*Objective:* Find the lines in these entries that include the word "Matériau" and state how many there are, with no other words.

── Task inputs

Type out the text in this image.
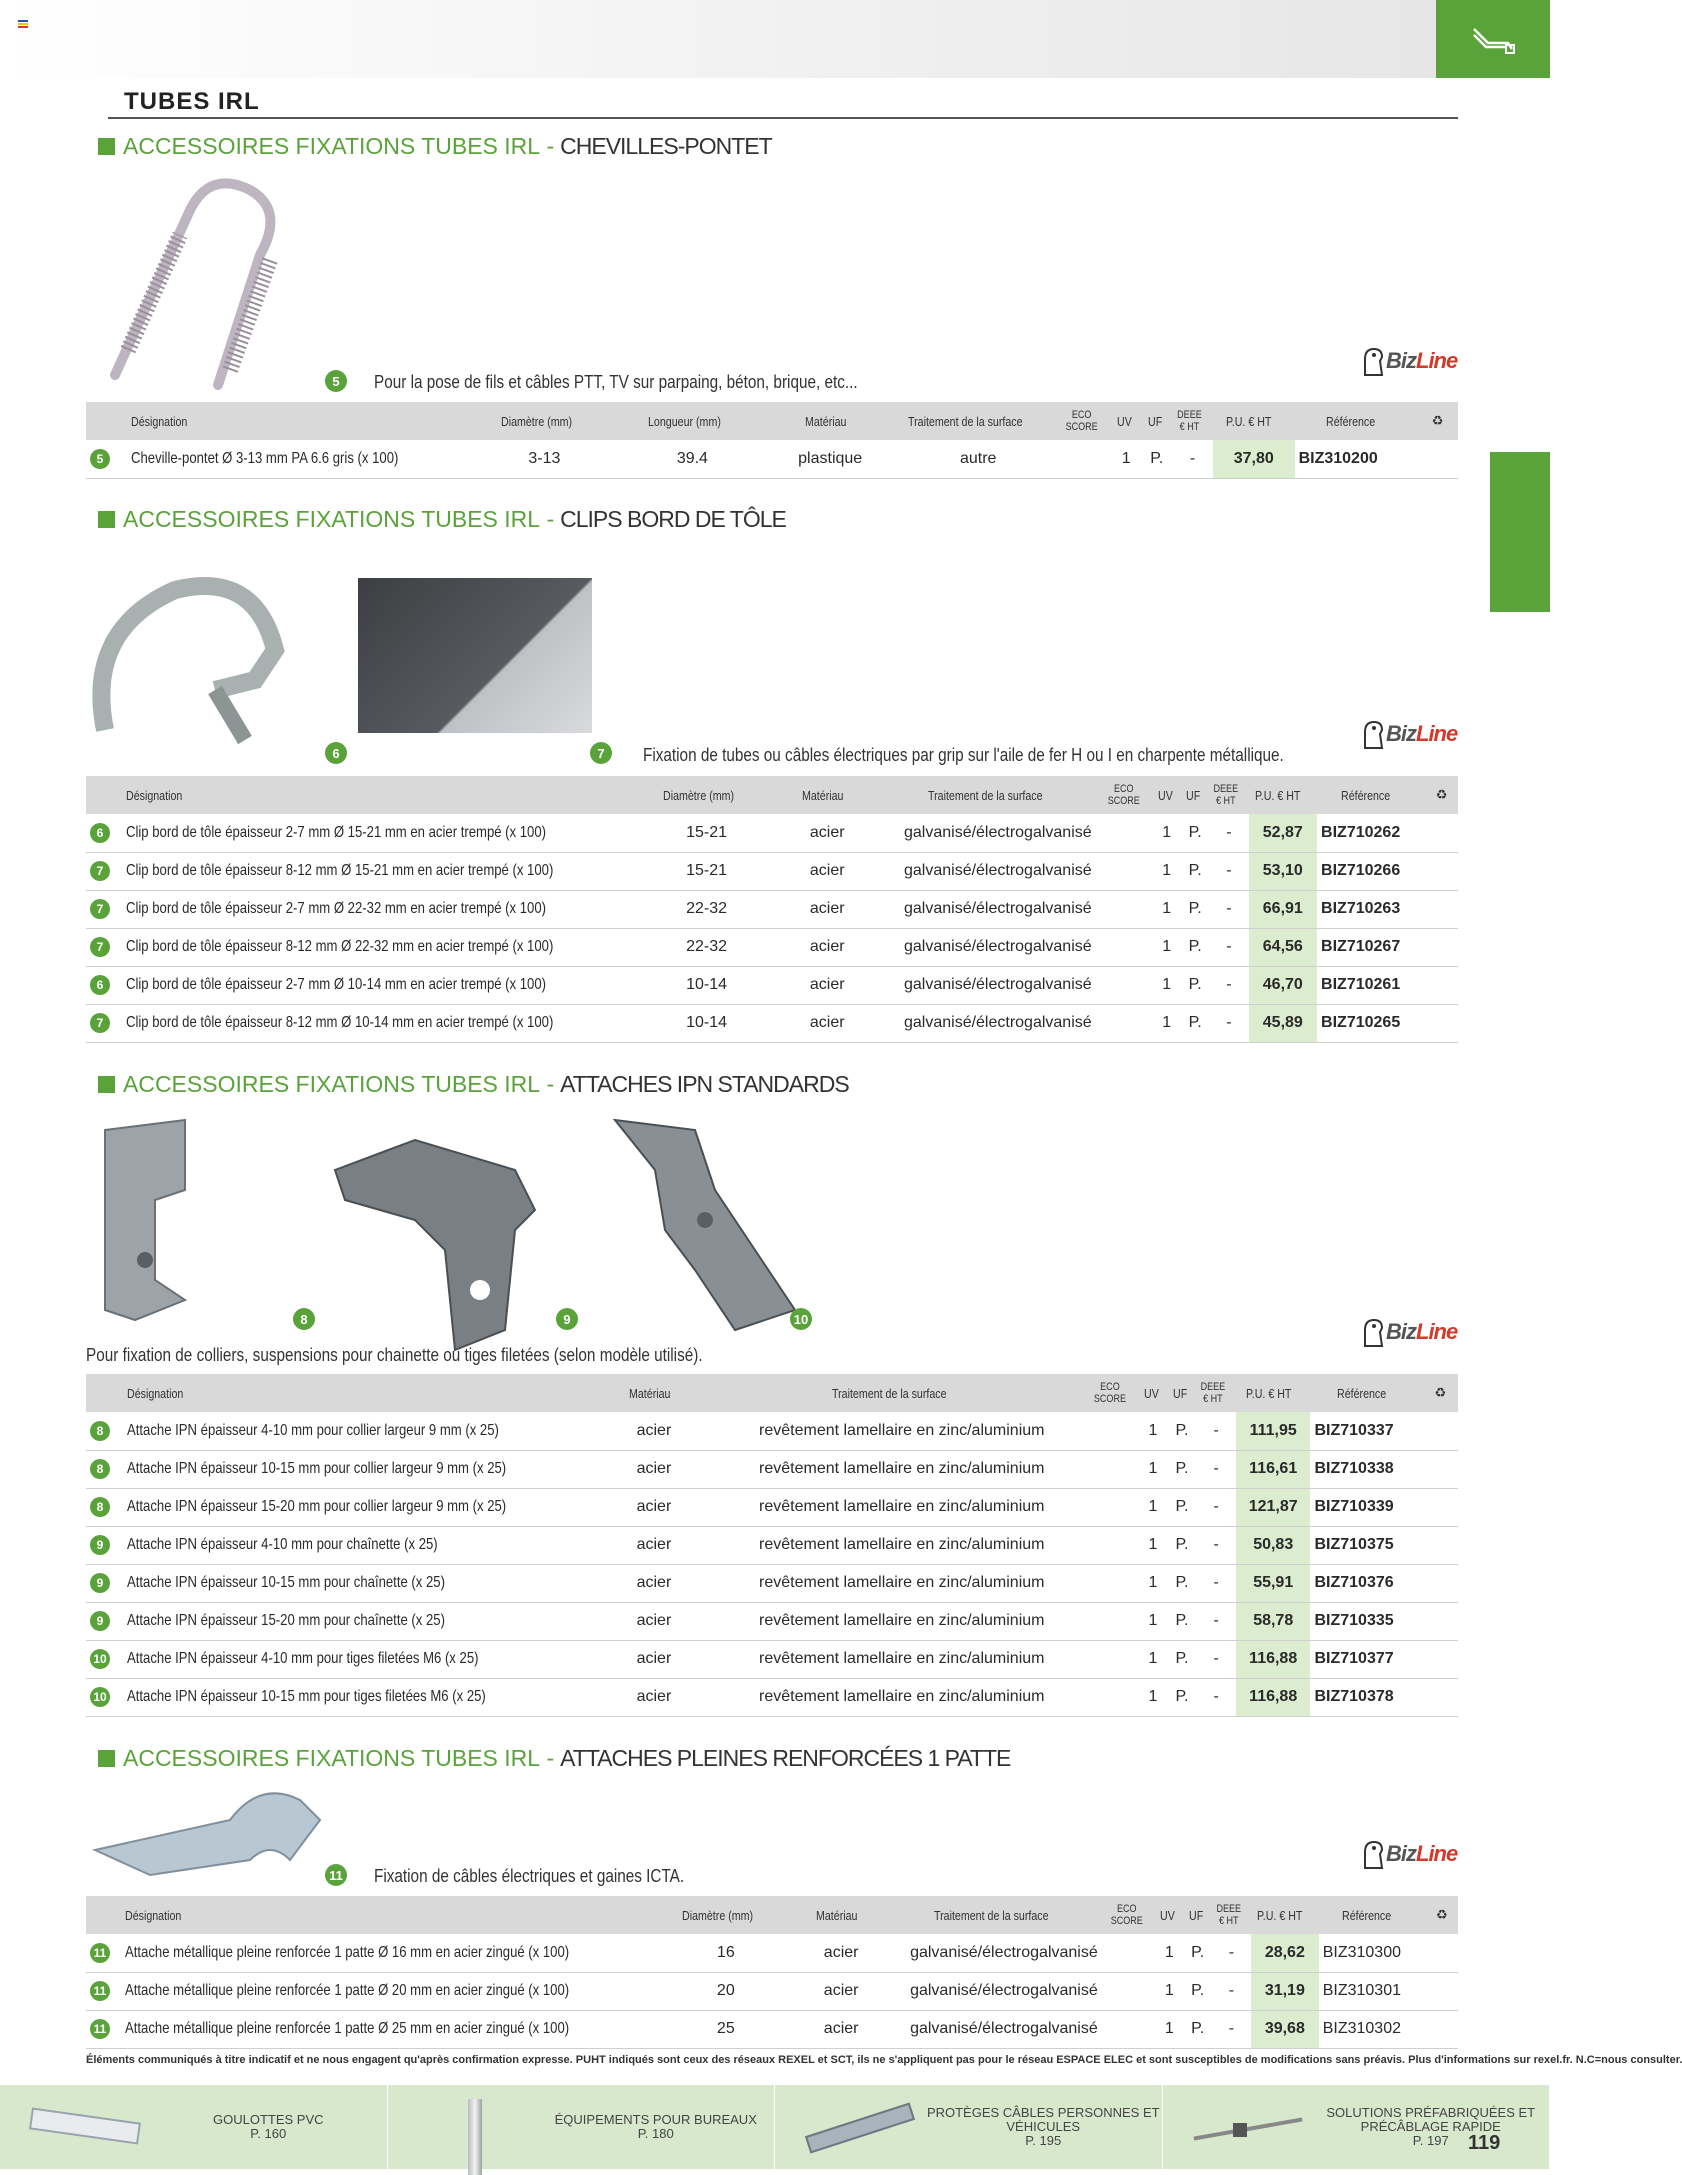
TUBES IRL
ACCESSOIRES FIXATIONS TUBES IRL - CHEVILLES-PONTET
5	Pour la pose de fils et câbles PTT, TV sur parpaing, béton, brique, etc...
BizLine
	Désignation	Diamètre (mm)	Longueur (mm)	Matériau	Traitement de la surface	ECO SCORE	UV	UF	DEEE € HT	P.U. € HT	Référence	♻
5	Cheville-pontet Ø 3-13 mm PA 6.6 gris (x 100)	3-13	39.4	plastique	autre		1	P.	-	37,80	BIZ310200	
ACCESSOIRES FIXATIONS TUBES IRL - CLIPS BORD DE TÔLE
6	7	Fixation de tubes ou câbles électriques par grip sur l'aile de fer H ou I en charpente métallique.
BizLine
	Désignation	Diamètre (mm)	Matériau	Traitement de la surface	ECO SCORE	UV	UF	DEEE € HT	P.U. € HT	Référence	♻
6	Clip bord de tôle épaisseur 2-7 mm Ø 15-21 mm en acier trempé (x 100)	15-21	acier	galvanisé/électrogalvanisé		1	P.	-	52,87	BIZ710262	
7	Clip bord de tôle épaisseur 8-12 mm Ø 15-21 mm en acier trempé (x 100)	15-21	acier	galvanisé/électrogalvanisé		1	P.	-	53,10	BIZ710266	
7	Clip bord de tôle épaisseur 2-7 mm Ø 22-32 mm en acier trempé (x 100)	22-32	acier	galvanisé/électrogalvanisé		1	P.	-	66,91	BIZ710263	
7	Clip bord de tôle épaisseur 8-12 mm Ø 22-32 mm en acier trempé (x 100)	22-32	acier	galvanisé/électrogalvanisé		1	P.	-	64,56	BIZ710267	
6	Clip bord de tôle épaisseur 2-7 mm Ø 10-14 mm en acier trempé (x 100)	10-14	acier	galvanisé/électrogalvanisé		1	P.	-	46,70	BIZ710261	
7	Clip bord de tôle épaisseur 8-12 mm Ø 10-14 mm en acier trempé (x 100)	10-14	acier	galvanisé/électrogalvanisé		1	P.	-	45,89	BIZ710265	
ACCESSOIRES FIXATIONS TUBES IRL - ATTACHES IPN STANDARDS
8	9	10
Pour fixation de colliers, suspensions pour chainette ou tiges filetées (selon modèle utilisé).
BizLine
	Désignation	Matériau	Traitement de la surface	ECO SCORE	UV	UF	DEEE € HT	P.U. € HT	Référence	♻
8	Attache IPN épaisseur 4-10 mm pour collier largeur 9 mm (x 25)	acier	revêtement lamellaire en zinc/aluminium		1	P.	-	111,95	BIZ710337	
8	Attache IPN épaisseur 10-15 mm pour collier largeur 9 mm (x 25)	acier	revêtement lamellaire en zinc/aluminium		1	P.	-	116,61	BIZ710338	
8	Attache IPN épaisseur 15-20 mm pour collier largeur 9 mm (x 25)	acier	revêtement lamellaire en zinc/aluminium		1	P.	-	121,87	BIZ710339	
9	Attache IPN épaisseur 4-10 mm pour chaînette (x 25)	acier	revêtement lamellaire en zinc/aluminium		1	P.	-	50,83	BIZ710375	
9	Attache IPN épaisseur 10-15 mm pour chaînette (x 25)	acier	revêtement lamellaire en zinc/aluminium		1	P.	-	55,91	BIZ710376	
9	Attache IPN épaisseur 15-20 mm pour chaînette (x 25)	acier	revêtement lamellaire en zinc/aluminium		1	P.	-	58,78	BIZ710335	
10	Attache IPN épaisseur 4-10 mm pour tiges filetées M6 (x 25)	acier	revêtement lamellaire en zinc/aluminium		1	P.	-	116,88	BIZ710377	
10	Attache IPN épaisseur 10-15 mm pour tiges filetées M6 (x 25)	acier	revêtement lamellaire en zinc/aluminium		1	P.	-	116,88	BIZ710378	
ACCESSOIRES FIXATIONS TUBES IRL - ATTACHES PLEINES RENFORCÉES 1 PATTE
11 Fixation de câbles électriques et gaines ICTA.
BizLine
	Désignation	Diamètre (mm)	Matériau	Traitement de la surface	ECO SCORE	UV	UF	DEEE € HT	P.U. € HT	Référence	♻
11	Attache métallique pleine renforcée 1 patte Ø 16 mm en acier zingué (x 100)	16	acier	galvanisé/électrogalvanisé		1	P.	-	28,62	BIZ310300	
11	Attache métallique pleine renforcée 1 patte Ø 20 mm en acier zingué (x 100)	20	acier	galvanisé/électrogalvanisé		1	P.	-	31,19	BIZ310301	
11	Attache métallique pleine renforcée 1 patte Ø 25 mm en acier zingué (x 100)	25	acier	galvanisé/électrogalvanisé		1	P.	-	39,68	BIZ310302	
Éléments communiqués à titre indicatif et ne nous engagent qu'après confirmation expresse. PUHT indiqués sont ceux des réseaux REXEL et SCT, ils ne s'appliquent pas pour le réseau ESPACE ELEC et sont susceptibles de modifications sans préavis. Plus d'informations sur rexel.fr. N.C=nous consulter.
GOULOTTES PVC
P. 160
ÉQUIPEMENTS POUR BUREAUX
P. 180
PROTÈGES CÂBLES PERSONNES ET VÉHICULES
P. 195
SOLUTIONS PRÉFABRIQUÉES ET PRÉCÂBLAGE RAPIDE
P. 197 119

────

*Task answer:* 4